Data items:
_ _ _ _ _ _ _
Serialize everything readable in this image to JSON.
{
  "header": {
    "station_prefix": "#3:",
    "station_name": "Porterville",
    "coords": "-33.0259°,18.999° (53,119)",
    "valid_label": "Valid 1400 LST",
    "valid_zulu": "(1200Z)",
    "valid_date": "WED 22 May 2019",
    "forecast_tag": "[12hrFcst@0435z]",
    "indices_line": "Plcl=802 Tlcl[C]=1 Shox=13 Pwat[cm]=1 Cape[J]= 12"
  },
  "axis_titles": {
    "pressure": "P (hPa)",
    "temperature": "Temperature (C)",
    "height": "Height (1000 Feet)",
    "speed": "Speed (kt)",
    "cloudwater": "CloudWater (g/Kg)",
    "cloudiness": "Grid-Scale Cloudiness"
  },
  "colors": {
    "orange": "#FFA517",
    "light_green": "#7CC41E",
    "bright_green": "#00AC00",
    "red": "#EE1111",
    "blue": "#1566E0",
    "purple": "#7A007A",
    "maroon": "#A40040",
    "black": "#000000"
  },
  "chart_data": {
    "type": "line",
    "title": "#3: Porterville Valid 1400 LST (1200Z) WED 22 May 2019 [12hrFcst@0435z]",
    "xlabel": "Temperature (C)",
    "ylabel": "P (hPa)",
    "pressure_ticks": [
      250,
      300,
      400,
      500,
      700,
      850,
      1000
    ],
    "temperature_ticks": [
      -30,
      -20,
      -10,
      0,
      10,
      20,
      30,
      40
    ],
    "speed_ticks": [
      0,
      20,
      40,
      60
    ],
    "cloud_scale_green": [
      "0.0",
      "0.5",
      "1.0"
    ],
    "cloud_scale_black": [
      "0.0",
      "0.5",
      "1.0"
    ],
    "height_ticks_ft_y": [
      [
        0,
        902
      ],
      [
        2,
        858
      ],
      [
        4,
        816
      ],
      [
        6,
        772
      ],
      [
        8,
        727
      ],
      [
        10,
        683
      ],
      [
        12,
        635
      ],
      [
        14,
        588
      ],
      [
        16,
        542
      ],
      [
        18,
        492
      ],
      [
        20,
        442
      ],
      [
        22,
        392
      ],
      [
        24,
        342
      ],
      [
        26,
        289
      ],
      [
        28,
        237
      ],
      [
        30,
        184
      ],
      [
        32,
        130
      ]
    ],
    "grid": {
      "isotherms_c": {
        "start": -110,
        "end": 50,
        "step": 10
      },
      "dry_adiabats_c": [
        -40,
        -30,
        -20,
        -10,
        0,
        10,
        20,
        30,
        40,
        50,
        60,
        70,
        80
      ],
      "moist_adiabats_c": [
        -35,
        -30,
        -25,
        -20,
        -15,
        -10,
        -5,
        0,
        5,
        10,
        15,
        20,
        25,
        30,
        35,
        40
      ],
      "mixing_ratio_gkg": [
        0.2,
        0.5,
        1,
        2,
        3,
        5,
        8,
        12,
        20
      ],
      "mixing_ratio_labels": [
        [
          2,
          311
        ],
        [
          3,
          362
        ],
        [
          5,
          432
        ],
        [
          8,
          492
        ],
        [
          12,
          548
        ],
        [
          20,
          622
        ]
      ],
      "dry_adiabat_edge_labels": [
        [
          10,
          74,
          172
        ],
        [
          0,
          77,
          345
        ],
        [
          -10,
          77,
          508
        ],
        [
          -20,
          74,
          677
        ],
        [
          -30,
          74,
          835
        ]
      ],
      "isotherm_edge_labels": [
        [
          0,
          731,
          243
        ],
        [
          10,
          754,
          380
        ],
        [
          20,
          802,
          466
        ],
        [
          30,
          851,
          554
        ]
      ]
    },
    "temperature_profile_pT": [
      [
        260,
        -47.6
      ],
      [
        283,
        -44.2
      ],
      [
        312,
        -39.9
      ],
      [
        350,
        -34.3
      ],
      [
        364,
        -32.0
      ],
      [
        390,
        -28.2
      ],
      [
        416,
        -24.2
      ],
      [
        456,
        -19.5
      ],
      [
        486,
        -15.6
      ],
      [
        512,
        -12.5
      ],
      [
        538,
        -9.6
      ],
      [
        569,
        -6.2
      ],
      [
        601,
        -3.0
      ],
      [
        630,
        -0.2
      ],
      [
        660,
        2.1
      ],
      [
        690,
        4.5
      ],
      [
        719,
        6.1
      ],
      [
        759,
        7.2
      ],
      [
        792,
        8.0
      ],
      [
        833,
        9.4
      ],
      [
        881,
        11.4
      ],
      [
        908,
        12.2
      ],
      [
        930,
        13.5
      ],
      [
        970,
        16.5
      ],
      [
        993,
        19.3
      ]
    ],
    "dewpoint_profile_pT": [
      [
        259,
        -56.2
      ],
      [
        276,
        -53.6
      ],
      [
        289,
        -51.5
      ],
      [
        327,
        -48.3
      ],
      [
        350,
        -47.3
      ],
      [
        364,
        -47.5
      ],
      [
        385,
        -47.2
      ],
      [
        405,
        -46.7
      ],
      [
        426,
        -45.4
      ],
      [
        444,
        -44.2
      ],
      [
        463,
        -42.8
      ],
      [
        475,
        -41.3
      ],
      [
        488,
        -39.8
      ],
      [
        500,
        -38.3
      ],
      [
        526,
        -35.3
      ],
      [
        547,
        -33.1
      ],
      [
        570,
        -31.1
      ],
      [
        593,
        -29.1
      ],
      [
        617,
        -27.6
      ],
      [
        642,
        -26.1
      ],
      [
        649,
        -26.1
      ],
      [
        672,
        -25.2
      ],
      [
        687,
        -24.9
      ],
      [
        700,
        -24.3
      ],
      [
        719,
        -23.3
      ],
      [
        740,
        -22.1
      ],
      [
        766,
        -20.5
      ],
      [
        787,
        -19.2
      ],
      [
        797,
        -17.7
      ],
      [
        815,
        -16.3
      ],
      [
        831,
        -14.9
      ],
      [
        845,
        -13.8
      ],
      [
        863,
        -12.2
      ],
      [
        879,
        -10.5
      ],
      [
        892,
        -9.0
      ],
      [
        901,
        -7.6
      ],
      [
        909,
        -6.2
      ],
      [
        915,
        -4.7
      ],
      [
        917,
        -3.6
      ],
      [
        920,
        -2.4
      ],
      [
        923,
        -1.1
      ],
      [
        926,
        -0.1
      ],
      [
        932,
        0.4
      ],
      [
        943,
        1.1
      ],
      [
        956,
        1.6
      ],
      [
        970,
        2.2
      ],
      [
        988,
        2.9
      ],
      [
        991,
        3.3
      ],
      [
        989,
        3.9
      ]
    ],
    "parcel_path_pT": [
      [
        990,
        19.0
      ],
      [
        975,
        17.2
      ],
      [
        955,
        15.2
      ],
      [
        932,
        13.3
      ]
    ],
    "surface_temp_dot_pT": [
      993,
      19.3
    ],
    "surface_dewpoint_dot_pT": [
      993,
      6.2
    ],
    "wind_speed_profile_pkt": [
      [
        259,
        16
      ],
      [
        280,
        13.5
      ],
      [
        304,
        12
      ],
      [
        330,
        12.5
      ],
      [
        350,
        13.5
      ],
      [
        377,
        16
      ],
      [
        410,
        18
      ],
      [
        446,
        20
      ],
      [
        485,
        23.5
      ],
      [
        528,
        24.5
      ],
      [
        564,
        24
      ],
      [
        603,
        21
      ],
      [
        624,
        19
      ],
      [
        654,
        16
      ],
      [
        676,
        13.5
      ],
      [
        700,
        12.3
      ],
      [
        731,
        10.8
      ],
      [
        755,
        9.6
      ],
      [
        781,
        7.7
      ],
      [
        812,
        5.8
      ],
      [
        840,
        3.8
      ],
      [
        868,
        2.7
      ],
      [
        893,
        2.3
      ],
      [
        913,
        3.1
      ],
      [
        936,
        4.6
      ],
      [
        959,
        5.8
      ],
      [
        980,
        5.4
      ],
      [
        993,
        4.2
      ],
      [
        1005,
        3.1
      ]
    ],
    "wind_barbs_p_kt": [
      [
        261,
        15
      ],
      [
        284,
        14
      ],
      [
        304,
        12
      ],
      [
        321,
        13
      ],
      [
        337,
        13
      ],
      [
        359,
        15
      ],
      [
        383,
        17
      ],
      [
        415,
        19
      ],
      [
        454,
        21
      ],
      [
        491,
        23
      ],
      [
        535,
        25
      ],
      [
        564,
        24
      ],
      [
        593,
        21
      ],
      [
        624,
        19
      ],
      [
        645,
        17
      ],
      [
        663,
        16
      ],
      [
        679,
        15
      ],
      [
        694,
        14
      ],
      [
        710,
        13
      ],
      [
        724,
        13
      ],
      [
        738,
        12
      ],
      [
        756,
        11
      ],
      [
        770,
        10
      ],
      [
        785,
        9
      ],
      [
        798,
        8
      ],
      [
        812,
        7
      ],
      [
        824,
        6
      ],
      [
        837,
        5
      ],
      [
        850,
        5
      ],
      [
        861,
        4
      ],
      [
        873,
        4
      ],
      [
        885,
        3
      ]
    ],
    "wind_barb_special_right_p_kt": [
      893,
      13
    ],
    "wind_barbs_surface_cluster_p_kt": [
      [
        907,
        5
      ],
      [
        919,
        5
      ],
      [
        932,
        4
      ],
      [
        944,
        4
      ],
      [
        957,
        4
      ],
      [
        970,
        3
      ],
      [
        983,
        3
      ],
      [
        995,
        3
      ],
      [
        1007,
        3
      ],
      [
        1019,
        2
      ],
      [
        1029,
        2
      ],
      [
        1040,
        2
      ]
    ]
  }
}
_ _ _ _ _ _ _
» Your task:
State how many lines in the entries above include the word "Porterville"; reply with the number alone.

» Answer for this exercise:
2